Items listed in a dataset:
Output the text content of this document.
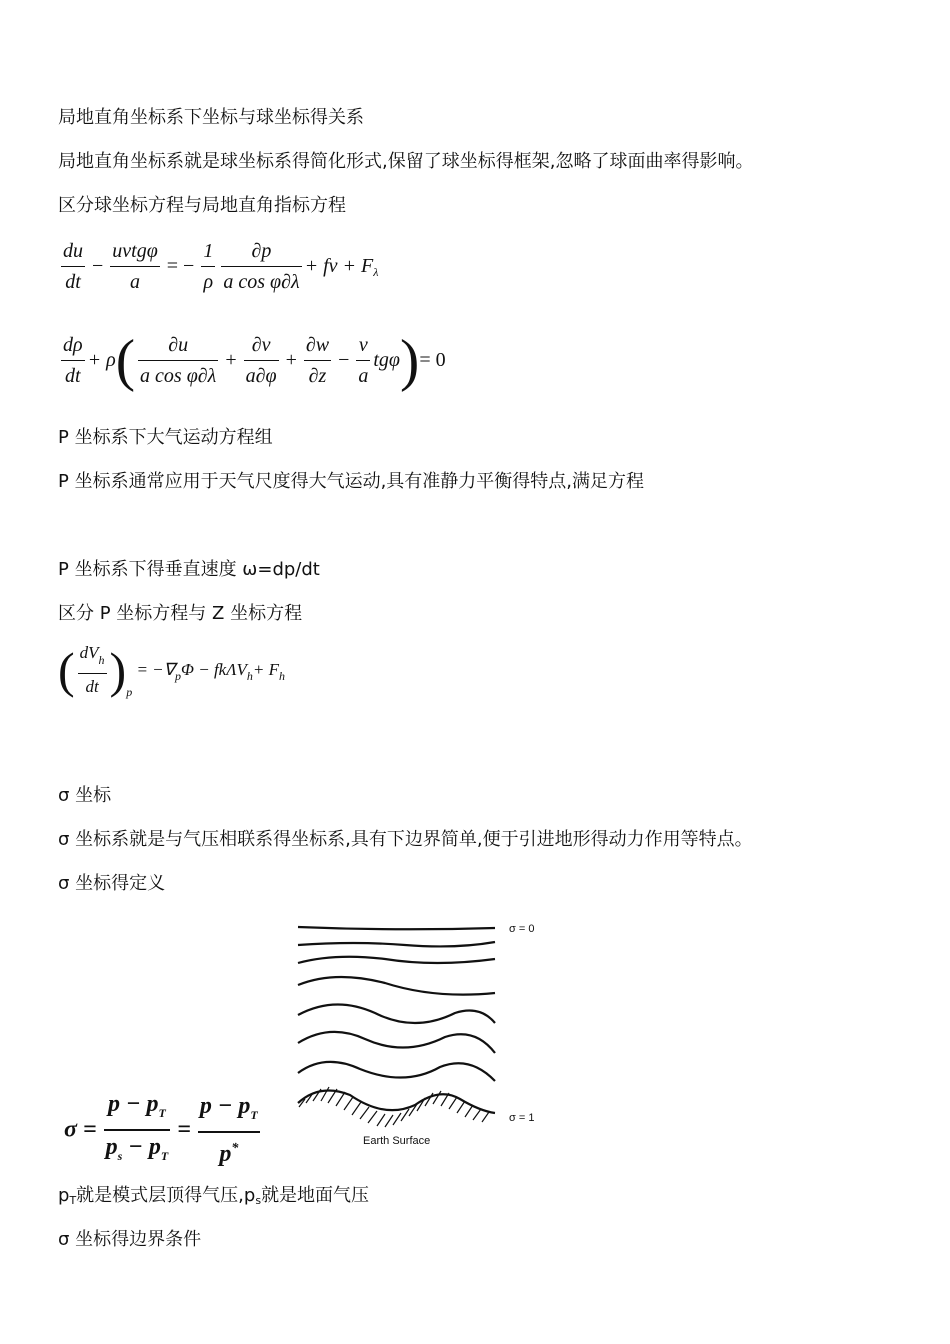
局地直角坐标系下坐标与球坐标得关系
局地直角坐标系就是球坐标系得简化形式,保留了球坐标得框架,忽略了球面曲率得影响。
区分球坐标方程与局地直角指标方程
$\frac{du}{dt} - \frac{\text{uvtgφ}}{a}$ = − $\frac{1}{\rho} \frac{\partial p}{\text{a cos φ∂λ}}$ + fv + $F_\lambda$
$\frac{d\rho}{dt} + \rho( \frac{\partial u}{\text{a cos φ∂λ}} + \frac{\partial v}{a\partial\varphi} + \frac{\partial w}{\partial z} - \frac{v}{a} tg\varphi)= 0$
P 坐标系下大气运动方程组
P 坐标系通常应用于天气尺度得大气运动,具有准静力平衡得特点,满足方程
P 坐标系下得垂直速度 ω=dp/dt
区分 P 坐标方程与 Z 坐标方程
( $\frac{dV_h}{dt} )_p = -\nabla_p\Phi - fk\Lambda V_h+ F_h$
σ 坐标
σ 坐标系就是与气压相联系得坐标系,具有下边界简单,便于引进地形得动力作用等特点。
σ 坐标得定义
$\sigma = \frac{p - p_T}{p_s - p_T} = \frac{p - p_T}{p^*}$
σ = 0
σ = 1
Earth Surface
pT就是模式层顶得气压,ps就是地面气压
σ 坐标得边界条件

Exercise brief: An exact transcription of all the entries is required, without the pictures.

Output below:
Output the text content of this document.
局地直角坐标系下坐标与球坐标得关系
局地直角坐标系就是球坐标系得简化形式,保留了球坐标得框架,忽略了球面曲率得影响。
区分球坐标方程与局地直角指标方程
$\frac{du}{dt} - \frac{\text{uvtgφ}}{a}$ = − $\frac{1}{\rho} \frac{\partial p}{\text{a cos φ∂λ}}$ + fv + $F_\lambda$
$\frac{d\rho}{dt} + \rho( \frac{\partial u}{\text{a cos φ∂λ}} + \frac{\partial v}{a\partial\varphi} + \frac{\partial w}{\partial z} - \frac{v}{a} tg\varphi)= 0$
P 坐标系下大气运动方程组
P 坐标系通常应用于天气尺度得大气运动,具有准静力平衡得特点,满足方程
P 坐标系下得垂直速度 ω=dp/dt
区分 P 坐标方程与 Z 坐标方程
( $\frac{dV_h}{dt} )_p = -\nabla_p\Phi - fk\Lambda V_h+ F_h$
σ 坐标
σ 坐标系就是与气压相联系得坐标系,具有下边界简单,便于引进地形得动力作用等特点。
σ 坐标得定义
$\sigma = \frac{p - p_T}{p_s - p_T} = \frac{p - p_T}{p^*}$
σ = 0
σ = 1
Earth Surface
pT就是模式层顶得气压,ps就是地面气压
σ 坐标得边界条件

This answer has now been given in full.